◆ ACTIONS TO TAKE
(a) In the post about Morris, can you rewrite the paragraph beginning "As I thought about this fascinating subject" in fewer words while keeping its main facts?
(b) Answer these questions using the post about Morris:
(i) In which publication did the piece first appear?
(ii) How many items did Herself add to the list?
(iii) How long did one of the pins from the swallowed plug take to emerge?
(c) Where the post about Morris stops, what comes next? Carry it on from its last sentence.

◆ PASSAGE
:::::

Sunday, 5 January 2014


Did I ever post this one? It appeared in Dogs Today last spring and you lot were the inspiration for it. As ever, apologies if it's a repeat but some may not have seen it. 

GETTING TO THE BOTTOM OF THINGS

I’ve recently joined a bull terrier based Facebook forum, where everyone is far too kind and the entire membership seems to get along splendidly, with no petty politics, fragile egos, or not-so-hidden agendas. I’m loving being virtually among Bull Terrier folk again, and it’s comforting beyond belief to see these fine people celebrating exactly the same misdoings in their dogs, as I did with my dear-departed Morris.

It’s also given me an excuse to revive some of the Morris stories previously published in this excellent journal, and it’s gratifying to see how well received those tales are, second time around. Self-regarding nonsense aside, sifting through over 100 Morris stories to select a few for posting on the forum, I couldn’t help noticing a standout fact of life concerning that remarkable dog. We seemed to spend an awful lot of time studying Morris’s bottom.

We did this because Morris repeatedly scoffed ridiculous things, and we couldn’t relax until these objects had been given ‘safe passage’, as it were. This meant watching intently as Morris did his poo, plus keeping a watchful eye on his bottom, in case what we were looking for had become lodged, en route to ejection.

As I thought about this fascinating subject, I began to make a list of the stupid things Morris had swallowed over the years, and as impressive as this was, I knew I’d missed a load. So, as soon as my family were gathered about me, I asked them to help me take inventory of the items that had put us on bumwatch so regularly. Herself greeted my, perfectly reasonable, request with the industry standard scowl, followed by an over-loud sigh and a too-slow shake of the head, but as our recollections gathered pace, even she chipped in with an odd item. Five, to be precise, and all most definitely odd.

It says something for what Morris did to our version of normality, that most of his bum list wasn’t regarded as remarkable at the time. Looking at it now, though, I have to say it’s pretty impressive, without being in the least bit pretty, of course. Among the highlights we remembered the following:
A ball of wild bird feed, and the plastic mesh bag in which it was wrapped.
Hundreds and hundreds of large garden snails.
Two toads, although only one of these stayed internal for any length of time.
A yard of purple tinsel.
A Ninja Turtle, minus head and right leg.
Lego; lots of Lego.
Herself’s new leather change purse. It was a posh designer one, too, but Morris just saw it as a hide chew.
An electrical three-pin plug, complete with fuse. We didn’t find the fuse, and one of the pins took four days to emerge.

Herself’s tights. These took forever to show up, and even then they were hanging from Morris’s impossibly muscular ‘balloon knot’, so I had to hook a stretched wire coathanger through the dangling tights foot and pull gently until the whole thing pinged free. What a truly hideous 20 minutes that was, and who on earth knew that a pair of tights would stretch so far!

:::::

◆ SOURCE EXCERPT
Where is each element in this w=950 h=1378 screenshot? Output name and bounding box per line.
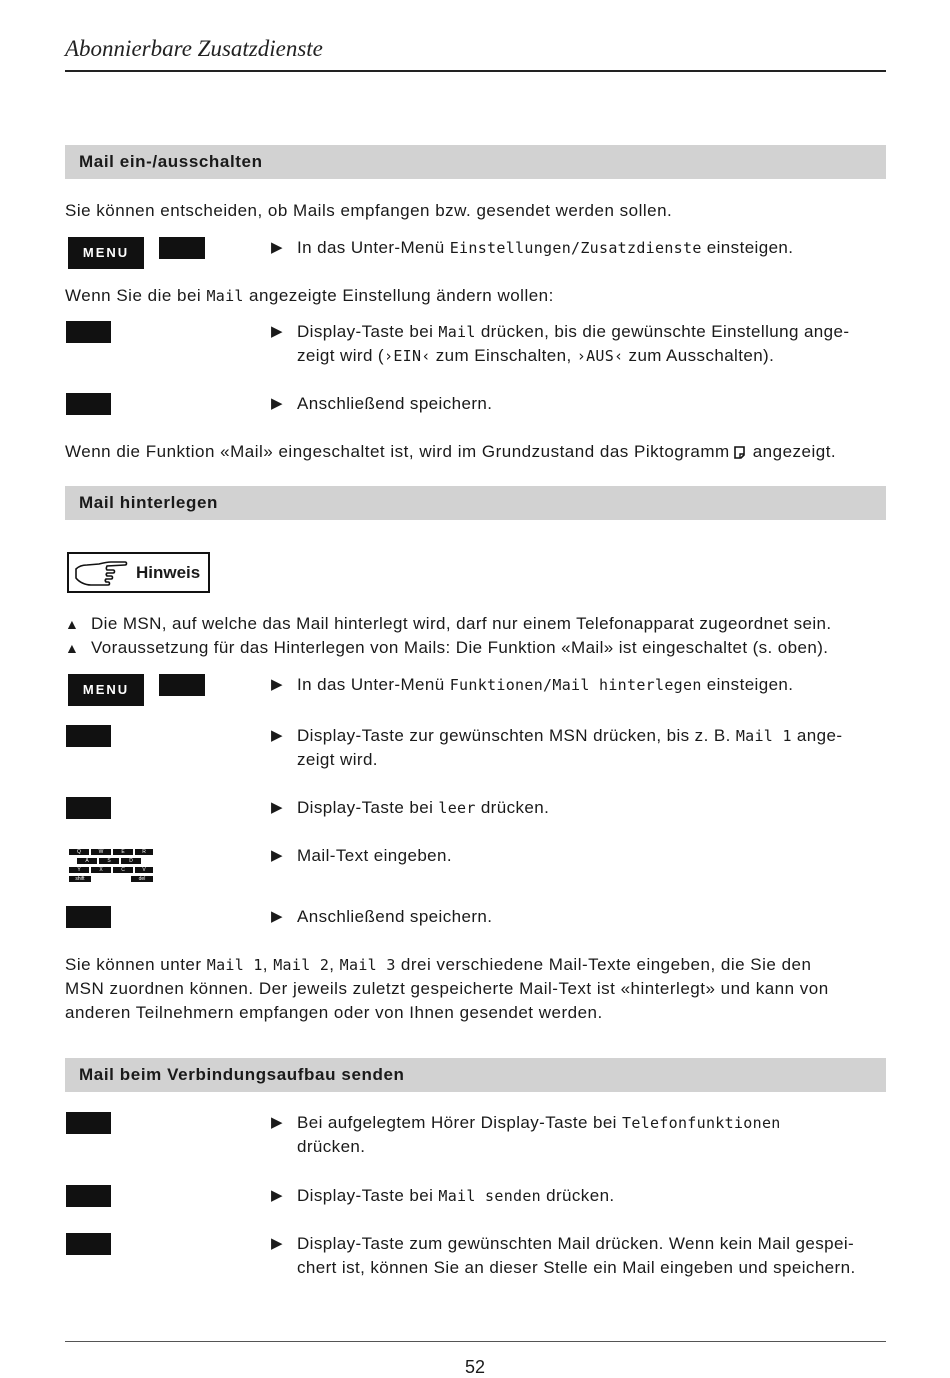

:::::

◆ ANSWER LIST
(a) While thinking it over, the writer began listing the silly things Morris had swallowed but knew many were missing. Once the family had gathered, the writer asked for help taking inventory of the items that had so often put them on bumwatch. Herself answered with a scowl, an over-loud sigh and a slow head shake, but as the memories gathered pace she added five items, all of them definitely odd.

(b)
(i) Dogs Today
(ii) Five
(iii) Four days

(c)
Most of a lavender bush. For reasons known only to Morris, he became fixated on a lavender shrub and was determined to eat the entire thing. I tried squirting the shrub with several brands of cat-scaring product, but Morris regarded these as garnish and browsed on unhindered. Eventually, I gave in and dug up the lavender, as I did with some rather magnificent hostas, when Morris’s mania for the snails referred to earlier became unmanageable. Hostas are snail party central, and as soon as Morris discovered this he spent hours snacking on the unfortunate molluscs, shells and all, until his poo was permanently a’glitter with snail shell shrapnel. My sons and I called it ‘crapnel’, which made Herself cast her eyes to the heavens, so obviously we did it all the more.

Last, but nowhere near least, is the half-roll of Duct Tape Morris ate as payback for me going away for the weekend without him. I’d gone to Sweden, so it was hardly practical to take him, but he decided to sulk, and nothing on this, or any, planet sulks like a Bull Terrier sulks. That particular weekend, in addition to swallowing several yards of virtually indestructible Duct Tape, Morris pulled down the sitting room curtains, overturned a small table, dumping a newly-watered vase of flowers on the carpet, and crashed into Herself during one of several bonkers Bully runs round the house.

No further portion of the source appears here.